■ Request ■
Arrange the lines of the listing from its first line through the line containing "low-point — [313, 239, 328, 254]" as a numbered list, including both ends and omitting blank lines.

■ Provided records ■
──────

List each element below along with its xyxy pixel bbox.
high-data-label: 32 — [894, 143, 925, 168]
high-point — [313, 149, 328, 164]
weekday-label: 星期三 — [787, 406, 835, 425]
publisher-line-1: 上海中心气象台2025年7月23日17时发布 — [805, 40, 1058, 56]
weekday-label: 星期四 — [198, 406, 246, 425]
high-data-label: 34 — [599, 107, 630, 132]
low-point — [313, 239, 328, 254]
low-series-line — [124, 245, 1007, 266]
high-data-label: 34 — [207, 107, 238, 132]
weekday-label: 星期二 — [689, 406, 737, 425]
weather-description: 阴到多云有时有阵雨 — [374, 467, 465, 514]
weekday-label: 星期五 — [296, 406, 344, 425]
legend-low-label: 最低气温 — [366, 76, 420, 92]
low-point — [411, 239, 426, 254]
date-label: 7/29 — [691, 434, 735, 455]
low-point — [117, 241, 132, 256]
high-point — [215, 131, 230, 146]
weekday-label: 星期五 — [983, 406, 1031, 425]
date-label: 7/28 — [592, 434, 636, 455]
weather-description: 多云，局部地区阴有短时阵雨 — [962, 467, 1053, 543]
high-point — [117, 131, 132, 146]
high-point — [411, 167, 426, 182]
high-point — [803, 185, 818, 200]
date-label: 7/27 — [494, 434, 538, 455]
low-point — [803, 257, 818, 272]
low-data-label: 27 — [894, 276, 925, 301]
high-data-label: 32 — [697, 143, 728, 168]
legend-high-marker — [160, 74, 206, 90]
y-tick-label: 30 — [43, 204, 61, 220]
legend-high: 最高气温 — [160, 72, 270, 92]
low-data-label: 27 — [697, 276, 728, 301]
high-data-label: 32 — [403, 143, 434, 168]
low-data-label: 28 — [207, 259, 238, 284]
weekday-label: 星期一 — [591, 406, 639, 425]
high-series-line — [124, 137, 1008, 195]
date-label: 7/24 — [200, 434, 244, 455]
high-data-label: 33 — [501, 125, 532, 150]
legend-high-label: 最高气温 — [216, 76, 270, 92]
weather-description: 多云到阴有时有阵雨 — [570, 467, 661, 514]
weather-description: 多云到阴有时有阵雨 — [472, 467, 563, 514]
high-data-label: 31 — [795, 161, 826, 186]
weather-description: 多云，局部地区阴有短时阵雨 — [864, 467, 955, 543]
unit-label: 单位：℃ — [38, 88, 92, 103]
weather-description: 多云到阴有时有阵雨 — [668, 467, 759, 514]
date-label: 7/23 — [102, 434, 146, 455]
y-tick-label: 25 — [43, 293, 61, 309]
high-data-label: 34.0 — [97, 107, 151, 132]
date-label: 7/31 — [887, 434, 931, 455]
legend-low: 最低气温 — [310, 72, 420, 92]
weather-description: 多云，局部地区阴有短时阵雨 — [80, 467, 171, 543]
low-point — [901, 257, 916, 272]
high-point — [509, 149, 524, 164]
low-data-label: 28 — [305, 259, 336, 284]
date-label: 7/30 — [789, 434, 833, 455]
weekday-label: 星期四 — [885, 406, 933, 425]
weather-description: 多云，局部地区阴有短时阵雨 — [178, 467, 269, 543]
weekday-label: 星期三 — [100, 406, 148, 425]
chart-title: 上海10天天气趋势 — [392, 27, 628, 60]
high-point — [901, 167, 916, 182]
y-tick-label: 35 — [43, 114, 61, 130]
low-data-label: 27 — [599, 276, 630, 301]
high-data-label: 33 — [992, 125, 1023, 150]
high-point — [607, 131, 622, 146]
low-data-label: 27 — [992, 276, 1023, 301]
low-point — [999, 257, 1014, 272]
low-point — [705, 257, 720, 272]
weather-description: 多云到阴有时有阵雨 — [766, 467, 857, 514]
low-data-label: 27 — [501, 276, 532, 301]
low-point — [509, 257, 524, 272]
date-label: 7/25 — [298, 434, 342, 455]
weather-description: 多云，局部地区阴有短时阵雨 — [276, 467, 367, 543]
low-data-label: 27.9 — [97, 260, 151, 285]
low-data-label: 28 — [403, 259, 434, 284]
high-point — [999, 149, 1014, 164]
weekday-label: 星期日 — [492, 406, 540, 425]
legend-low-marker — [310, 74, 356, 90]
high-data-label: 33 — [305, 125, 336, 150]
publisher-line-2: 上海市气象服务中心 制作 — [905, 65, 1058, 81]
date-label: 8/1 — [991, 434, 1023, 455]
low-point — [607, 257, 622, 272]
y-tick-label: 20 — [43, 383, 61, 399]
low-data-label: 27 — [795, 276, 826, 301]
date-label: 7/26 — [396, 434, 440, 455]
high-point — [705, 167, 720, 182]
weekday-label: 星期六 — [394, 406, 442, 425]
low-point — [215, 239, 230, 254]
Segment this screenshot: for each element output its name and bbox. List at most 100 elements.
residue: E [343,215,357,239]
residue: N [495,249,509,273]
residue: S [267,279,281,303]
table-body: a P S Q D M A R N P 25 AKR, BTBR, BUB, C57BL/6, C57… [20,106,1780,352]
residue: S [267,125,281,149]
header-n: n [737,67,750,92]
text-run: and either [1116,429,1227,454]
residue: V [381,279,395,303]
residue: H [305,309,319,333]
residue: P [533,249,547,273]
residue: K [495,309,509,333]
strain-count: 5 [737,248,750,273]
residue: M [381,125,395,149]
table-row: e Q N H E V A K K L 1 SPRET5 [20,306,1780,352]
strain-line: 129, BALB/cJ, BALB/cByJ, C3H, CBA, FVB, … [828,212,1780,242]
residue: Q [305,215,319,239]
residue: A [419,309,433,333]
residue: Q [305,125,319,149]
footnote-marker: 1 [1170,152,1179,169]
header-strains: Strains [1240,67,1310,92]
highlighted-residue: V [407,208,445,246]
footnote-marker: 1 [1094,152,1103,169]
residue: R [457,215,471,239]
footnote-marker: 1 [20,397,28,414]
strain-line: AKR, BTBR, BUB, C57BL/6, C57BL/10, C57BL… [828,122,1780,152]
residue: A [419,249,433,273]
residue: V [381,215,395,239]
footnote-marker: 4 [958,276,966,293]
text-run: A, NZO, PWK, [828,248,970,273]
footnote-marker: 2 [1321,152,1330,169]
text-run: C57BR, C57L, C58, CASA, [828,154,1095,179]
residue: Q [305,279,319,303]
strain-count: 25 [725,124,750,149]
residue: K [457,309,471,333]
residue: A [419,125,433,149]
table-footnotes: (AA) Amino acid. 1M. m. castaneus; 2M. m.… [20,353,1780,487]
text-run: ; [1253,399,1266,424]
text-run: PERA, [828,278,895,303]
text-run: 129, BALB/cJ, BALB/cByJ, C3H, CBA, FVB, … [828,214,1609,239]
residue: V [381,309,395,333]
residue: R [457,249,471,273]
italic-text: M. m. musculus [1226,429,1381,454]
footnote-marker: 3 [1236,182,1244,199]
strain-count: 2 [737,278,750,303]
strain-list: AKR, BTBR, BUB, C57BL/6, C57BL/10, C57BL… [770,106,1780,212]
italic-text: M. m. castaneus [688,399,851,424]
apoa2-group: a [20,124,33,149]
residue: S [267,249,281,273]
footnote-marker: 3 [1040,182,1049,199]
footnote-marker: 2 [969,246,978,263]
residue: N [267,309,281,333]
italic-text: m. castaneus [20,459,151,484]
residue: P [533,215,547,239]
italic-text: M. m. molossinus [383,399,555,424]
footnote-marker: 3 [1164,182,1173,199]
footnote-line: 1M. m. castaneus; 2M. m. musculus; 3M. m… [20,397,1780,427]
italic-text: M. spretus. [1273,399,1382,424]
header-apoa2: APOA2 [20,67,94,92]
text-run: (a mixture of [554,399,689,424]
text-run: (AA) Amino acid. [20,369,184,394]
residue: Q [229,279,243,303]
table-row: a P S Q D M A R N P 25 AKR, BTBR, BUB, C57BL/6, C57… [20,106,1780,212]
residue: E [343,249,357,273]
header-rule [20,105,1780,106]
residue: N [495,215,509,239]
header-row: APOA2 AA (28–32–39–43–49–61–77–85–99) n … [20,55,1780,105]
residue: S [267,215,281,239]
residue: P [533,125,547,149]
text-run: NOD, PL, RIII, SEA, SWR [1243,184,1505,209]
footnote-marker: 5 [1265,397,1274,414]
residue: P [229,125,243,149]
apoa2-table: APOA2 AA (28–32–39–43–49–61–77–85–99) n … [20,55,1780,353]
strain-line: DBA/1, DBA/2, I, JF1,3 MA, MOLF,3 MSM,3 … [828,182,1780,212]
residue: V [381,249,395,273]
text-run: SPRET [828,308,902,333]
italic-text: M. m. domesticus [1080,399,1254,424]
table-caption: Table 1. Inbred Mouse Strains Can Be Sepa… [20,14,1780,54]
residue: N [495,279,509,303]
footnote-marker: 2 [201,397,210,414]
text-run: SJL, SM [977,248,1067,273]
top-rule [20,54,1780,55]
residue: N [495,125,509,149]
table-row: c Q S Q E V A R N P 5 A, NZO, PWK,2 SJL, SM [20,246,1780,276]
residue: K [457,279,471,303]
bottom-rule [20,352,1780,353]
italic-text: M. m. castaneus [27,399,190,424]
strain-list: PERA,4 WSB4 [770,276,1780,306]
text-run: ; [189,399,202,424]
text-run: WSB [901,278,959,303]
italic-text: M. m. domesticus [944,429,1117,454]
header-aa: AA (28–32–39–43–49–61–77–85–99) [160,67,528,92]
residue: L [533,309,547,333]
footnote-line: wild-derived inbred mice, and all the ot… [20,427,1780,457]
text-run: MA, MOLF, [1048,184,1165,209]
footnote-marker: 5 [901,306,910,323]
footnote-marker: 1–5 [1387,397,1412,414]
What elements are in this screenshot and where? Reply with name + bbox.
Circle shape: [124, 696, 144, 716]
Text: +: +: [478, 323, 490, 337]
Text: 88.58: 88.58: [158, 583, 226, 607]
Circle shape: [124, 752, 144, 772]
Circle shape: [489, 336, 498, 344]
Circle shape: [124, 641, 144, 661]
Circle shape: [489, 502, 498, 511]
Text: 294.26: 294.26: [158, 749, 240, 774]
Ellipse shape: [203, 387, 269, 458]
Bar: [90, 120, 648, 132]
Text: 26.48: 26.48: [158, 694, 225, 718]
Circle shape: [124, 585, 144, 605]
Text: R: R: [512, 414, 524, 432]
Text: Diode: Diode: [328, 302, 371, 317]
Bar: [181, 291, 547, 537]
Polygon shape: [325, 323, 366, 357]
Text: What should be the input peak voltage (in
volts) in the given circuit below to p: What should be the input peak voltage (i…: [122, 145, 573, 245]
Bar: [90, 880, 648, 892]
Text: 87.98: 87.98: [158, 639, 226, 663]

──────

■ Response for this exercise ■
1. List each element below along with its xyxy pixel bbox.
2. high-data-label: 32 — [894, 143, 925, 168]
3. high-point — [313, 149, 328, 164]
4. weekday-label: 星期三 — [787, 406, 835, 425]
5. publisher-line-1: 上海中心气象台2025年7月23日17时发布 — [805, 40, 1058, 56]
6. weekday-label: 星期四 — [198, 406, 246, 425]
7. high-data-label: 34 — [599, 107, 630, 132]
8. low-point — [313, 239, 328, 254]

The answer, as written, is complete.